>> Begin Raw records

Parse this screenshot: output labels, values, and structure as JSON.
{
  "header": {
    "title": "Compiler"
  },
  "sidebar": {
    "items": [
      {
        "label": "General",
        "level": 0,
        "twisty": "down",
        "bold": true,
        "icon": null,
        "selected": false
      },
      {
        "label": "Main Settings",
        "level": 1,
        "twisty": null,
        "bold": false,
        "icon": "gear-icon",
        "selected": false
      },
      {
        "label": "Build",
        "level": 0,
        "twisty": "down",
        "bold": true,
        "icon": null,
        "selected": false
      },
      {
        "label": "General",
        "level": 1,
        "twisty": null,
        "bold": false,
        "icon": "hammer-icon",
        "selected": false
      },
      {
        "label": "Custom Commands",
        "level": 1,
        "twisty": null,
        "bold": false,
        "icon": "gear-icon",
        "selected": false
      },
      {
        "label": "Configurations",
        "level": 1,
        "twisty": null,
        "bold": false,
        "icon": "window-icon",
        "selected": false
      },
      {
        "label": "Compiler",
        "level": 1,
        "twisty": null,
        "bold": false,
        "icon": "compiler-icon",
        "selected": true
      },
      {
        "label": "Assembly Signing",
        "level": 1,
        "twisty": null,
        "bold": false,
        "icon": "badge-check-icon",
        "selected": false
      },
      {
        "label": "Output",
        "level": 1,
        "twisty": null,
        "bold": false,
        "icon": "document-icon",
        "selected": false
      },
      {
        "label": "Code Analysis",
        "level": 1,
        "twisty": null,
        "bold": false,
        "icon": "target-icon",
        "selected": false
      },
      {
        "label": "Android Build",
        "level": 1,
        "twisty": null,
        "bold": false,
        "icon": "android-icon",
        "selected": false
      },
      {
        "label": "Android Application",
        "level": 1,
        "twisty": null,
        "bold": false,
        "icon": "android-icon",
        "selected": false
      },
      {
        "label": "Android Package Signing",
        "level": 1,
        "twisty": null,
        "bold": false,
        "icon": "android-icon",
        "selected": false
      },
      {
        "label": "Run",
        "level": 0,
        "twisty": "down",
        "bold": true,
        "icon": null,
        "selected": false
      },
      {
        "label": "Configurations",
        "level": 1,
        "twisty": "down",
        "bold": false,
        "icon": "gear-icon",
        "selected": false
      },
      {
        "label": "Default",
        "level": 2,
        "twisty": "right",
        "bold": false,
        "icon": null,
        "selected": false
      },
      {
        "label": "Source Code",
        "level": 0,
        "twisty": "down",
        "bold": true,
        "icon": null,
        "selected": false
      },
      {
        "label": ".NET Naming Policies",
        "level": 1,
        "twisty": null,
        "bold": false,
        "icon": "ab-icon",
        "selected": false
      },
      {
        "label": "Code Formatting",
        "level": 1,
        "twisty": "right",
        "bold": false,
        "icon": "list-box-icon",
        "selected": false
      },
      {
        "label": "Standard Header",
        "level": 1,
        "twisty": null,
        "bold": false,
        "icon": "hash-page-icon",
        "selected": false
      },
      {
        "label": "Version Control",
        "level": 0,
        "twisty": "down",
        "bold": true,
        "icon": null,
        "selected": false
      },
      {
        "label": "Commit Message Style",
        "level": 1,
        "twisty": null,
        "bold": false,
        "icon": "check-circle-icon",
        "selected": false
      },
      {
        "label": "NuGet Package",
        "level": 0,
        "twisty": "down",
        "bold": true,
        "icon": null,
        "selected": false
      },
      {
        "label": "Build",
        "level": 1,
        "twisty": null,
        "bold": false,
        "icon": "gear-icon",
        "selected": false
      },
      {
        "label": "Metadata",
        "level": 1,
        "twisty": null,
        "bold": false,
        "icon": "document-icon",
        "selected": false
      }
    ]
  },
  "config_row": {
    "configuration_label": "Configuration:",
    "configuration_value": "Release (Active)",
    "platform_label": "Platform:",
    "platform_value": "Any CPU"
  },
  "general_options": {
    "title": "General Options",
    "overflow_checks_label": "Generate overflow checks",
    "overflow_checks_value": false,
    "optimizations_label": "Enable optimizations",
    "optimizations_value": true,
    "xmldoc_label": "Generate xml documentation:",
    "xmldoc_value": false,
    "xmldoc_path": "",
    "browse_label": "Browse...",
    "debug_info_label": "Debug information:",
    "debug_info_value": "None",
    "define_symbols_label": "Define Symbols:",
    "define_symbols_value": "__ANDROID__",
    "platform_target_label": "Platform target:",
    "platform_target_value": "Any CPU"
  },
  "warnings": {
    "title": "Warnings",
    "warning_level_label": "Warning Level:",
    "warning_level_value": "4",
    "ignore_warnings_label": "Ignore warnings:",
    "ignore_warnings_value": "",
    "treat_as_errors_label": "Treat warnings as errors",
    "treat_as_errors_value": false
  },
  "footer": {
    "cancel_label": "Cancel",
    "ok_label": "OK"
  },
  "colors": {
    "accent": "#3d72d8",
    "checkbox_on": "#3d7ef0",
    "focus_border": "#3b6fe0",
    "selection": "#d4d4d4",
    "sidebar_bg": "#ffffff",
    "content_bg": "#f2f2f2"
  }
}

>> End Raw records

Task ->
Transcribe the whole listing with nothing added or left out.

Solution ->
Parse this screenshot: output labels, values, and structure as JSON.
{
  "header": {
    "title": "Compiler"
  },
  "sidebar": {
    "items": [
      {
        "label": "General",
        "level": 0,
        "twisty": "down",
        "bold": true,
        "icon": null,
        "selected": false
      },
      {
        "label": "Main Settings",
        "level": 1,
        "twisty": null,
        "bold": false,
        "icon": "gear-icon",
        "selected": false
      },
      {
        "label": "Build",
        "level": 0,
        "twisty": "down",
        "bold": true,
        "icon": null,
        "selected": false
      },
      {
        "label": "General",
        "level": 1,
        "twisty": null,
        "bold": false,
        "icon": "hammer-icon",
        "selected": false
      },
      {
        "label": "Custom Commands",
        "level": 1,
        "twisty": null,
        "bold": false,
        "icon": "gear-icon",
        "selected": false
      },
      {
        "label": "Configurations",
        "level": 1,
        "twisty": null,
        "bold": false,
        "icon": "window-icon",
        "selected": false
      },
      {
        "label": "Compiler",
        "level": 1,
        "twisty": null,
        "bold": false,
        "icon": "compiler-icon",
        "selected": true
      },
      {
        "label": "Assembly Signing",
        "level": 1,
        "twisty": null,
        "bold": false,
        "icon": "badge-check-icon",
        "selected": false
      },
      {
        "label": "Output",
        "level": 1,
        "twisty": null,
        "bold": false,
        "icon": "document-icon",
        "selected": false
      },
      {
        "label": "Code Analysis",
        "level": 1,
        "twisty": null,
        "bold": false,
        "icon": "target-icon",
        "selected": false
      },
      {
        "label": "Android Build",
        "level": 1,
        "twisty": null,
        "bold": false,
        "icon": "android-icon",
        "selected": false
      },
      {
        "label": "Android Application",
        "level": 1,
        "twisty": null,
        "bold": false,
        "icon": "android-icon",
        "selected": false
      },
      {
        "label": "Android Package Signing",
        "level": 1,
        "twisty": null,
        "bold": false,
        "icon": "android-icon",
        "selected": false
      },
      {
        "label": "Run",
        "level": 0,
        "twisty": "down",
        "bold": true,
        "icon": null,
        "selected": false
      },
      {
        "label": "Configurations",
        "level": 1,
        "twisty": "down",
        "bold": false,
        "icon": "gear-icon",
        "selected": false
      },
      {
        "label": "Default",
        "level": 2,
        "twisty": "right",
        "bold": false,
        "icon": null,
        "selected": false
      },
      {
        "label": "Source Code",
        "level": 0,
        "twisty": "down",
        "bold": true,
        "icon": null,
        "selected": false
      },
      {
        "label": ".NET Naming Policies",
        "level": 1,
        "twisty": null,
        "bold": false,
        "icon": "ab-icon",
        "selected": false
      },
      {
        "label": "Code Formatting",
        "level": 1,
        "twisty": "right",
        "bold": false,
        "icon": "list-box-icon",
        "selected": false
      },
      {
        "label": "Standard Header",
        "level": 1,
        "twisty": null,
        "bold": false,
        "icon": "hash-page-icon",
        "selected": false
      },
      {
        "label": "Version Control",
        "level": 0,
        "twisty": "down",
        "bold": true,
        "icon": null,
        "selected": false
      },
      {
        "label": "Commit Message Style",
        "level": 1,
        "twisty": null,
        "bold": false,
        "icon": "check-circle-icon",
        "selected": false
      },
      {
        "label": "NuGet Package",
        "level": 0,
        "twisty": "down",
        "bold": true,
        "icon": null,
        "selected": false
      },
      {
        "label": "Build",
        "level": 1,
        "twisty": null,
        "bold": false,
        "icon": "gear-icon",
        "selected": false
      },
      {
        "label": "Metadata",
        "level": 1,
        "twisty": null,
        "bold": false,
        "icon": "document-icon",
        "selected": false
      }
    ]
  },
  "config_row": {
    "configuration_label": "Configuration:",
    "configuration_value": "Release (Active)",
    "platform_label": "Platform:",
    "platform_value": "Any CPU"
  },
  "general_options": {
    "title": "General Options",
    "overflow_checks_label": "Generate overflow checks",
    "overflow_checks_value": false,
    "optimizations_label": "Enable optimizations",
    "optimizations_value": true,
    "xmldoc_label": "Generate xml documentation:",
    "xmldoc_value": false,
    "xmldoc_path": "",
    "browse_label": "Browse...",
    "debug_info_label": "Debug information:",
    "debug_info_value": "None",
    "define_symbols_label": "Define Symbols:",
    "define_symbols_value": "__ANDROID__",
    "platform_target_label": "Platform target:",
    "platform_target_value": "Any CPU"
  },
  "warnings": {
    "title": "Warnings",
    "warning_level_label": "Warning Level:",
    "warning_level_value": "4",
    "ignore_warnings_label": "Ignore warnings:",
    "ignore_warnings_value": "",
    "treat_as_errors_label": "Treat warnings as errors",
    "treat_as_errors_value": false
  },
  "footer": {
    "cancel_label": "Cancel",
    "ok_label": "OK"
  },
  "colors": {
    "accent": "#3d72d8",
    "checkbox_on": "#3d7ef0",
    "focus_border": "#3b6fe0",
    "selection": "#d4d4d4",
    "sidebar_bg": "#ffffff",
    "content_bg": "#f2f2f2"
  }
}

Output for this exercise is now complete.